Data entries for graphics:

╔══

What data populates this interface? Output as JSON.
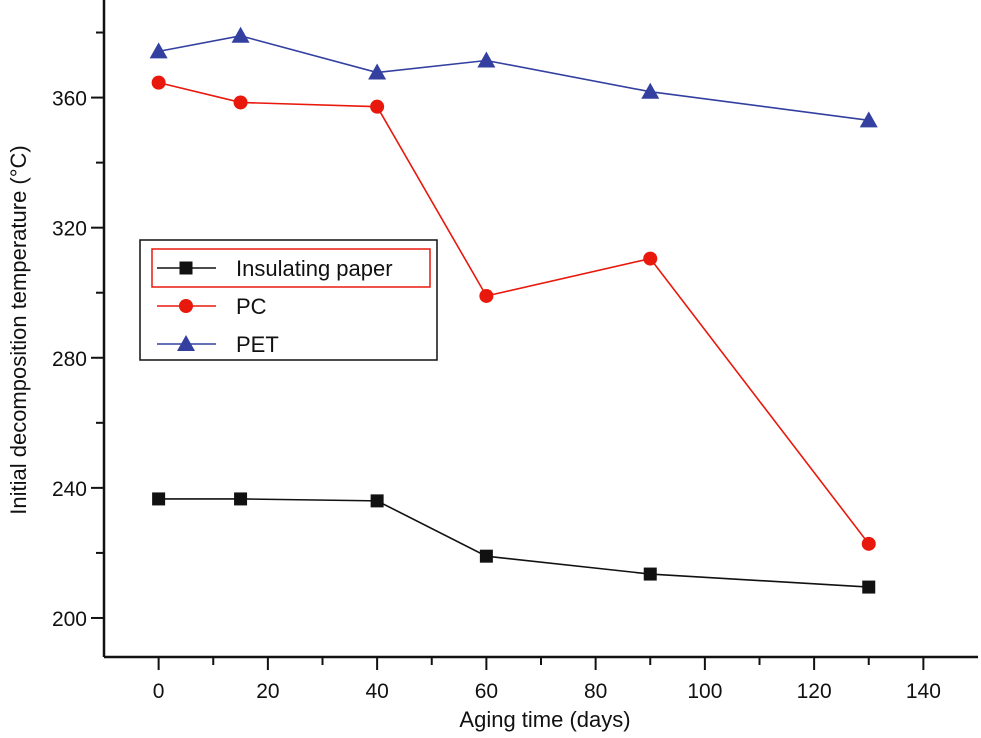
{
  "chart_data": {
    "type": "line",
    "title": "",
    "xlabel": "Aging time (days)",
    "ylabel": "Initial decomposition temperature (°C)",
    "xlim": [
      -10,
      150
    ],
    "ylim": [
      188,
      390
    ],
    "xticks": [
      0,
      20,
      40,
      60,
      80,
      100,
      120,
      140
    ],
    "yticks": [
      200,
      240,
      280,
      320,
      360
    ],
    "xtick_labels": [
      "0",
      "20",
      "40",
      "60",
      "80",
      "100",
      "120",
      "140"
    ],
    "ytick_labels": [
      "200",
      "240",
      "280",
      "320",
      "360"
    ],
    "grid": false,
    "legend_position": "center-left",
    "x": [
      0,
      15,
      40,
      60,
      90,
      130
    ],
    "series": [
      {
        "name": "Insulating paper",
        "marker": "square",
        "color": "#111111",
        "values": [
          236.6,
          236.6,
          236.0,
          219.0,
          213.5,
          209.5
        ]
      },
      {
        "name": "PC",
        "marker": "circle",
        "color": "#e8180c",
        "values": [
          364.6,
          358.5,
          357.2,
          299.0,
          310.5,
          222.8
        ]
      },
      {
        "name": "PET",
        "marker": "triangle",
        "color": "#3340a0",
        "values": [
          374.2,
          379.0,
          367.7,
          371.4,
          361.8,
          353.0
        ]
      }
    ]
  }
}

╚══

**OBJECTIVE:** Each entry must be retyped word for word, with every image omitted.

**WORKED SOLUTION:**
What data populates this interface? Output as JSON.
{
  "chart_data": {
    "type": "line",
    "title": "",
    "xlabel": "Aging time (days)",
    "ylabel": "Initial decomposition temperature (°C)",
    "xlim": [
      -10,
      150
    ],
    "ylim": [
      188,
      390
    ],
    "xticks": [
      0,
      20,
      40,
      60,
      80,
      100,
      120,
      140
    ],
    "yticks": [
      200,
      240,
      280,
      320,
      360
    ],
    "xtick_labels": [
      "0",
      "20",
      "40",
      "60",
      "80",
      "100",
      "120",
      "140"
    ],
    "ytick_labels": [
      "200",
      "240",
      "280",
      "320",
      "360"
    ],
    "grid": false,
    "legend_position": "center-left",
    "x": [
      0,
      15,
      40,
      60,
      90,
      130
    ],
    "series": [
      {
        "name": "Insulating paper",
        "marker": "square",
        "color": "#111111",
        "values": [
          236.6,
          236.6,
          236.0,
          219.0,
          213.5,
          209.5
        ]
      },
      {
        "name": "PC",
        "marker": "circle",
        "color": "#e8180c",
        "values": [
          364.6,
          358.5,
          357.2,
          299.0,
          310.5,
          222.8
        ]
      },
      {
        "name": "PET",
        "marker": "triangle",
        "color": "#3340a0",
        "values": [
          374.2,
          379.0,
          367.7,
          371.4,
          361.8,
          353.0
        ]
      }
    ]
  }
}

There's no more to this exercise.